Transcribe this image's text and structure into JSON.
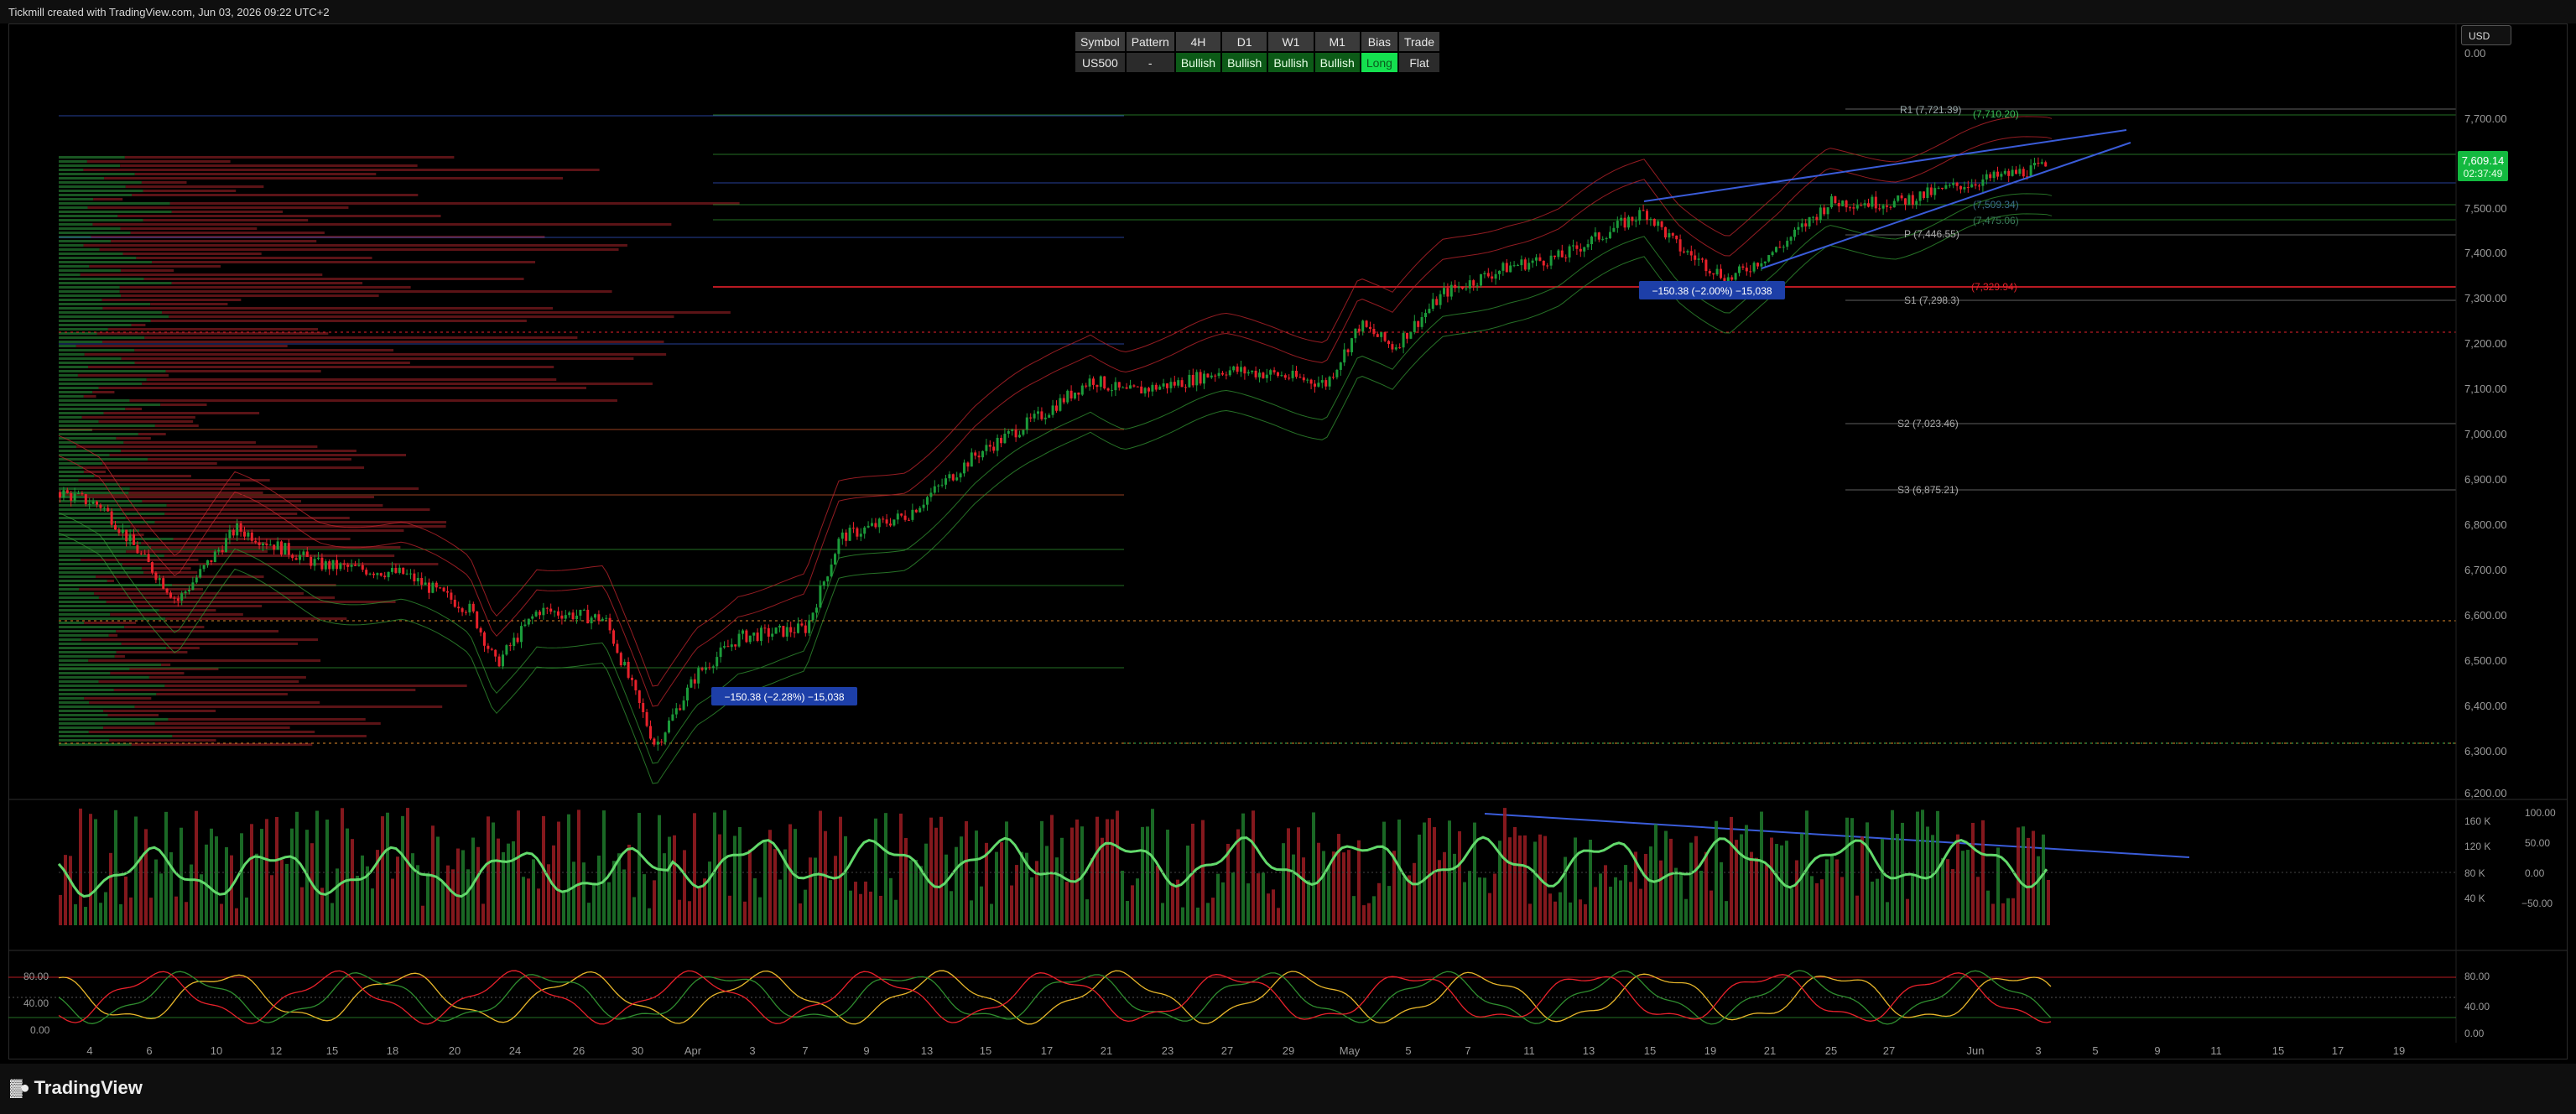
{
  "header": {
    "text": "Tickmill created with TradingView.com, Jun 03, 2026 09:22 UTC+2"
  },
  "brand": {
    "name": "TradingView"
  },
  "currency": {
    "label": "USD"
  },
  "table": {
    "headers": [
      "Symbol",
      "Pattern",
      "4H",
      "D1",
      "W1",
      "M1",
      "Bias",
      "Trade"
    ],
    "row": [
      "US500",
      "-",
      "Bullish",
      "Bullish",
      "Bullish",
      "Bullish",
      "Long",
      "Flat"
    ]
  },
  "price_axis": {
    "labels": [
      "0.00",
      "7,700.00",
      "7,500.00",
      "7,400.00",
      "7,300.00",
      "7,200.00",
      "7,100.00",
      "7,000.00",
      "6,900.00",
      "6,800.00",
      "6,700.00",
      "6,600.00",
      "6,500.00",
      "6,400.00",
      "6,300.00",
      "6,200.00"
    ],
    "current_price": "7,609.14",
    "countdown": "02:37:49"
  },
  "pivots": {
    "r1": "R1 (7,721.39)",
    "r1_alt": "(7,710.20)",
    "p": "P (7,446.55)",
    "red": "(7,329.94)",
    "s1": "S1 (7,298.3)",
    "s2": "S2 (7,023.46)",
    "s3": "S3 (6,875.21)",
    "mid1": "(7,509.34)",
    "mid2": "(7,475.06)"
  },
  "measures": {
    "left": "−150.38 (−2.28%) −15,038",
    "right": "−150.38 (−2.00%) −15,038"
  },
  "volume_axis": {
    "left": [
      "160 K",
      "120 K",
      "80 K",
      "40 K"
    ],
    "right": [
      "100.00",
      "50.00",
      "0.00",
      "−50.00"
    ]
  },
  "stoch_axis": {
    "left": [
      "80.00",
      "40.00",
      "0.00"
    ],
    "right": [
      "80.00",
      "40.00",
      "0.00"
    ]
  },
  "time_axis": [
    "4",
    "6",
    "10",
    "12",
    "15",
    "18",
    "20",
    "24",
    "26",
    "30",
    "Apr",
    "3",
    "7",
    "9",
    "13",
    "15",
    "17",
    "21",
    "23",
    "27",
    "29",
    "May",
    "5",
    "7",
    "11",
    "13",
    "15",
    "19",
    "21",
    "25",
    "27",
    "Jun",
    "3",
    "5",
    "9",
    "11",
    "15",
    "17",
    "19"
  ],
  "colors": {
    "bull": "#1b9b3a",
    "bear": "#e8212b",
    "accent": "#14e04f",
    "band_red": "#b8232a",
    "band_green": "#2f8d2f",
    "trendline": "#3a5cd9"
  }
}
========
Look for lines containing the string "text" and copy them all.

Transcribe this image's text and structure into JSON.
    "text": "Tickmill created with TradingView.com, Jun 03, 2026 09:22 UTC+2"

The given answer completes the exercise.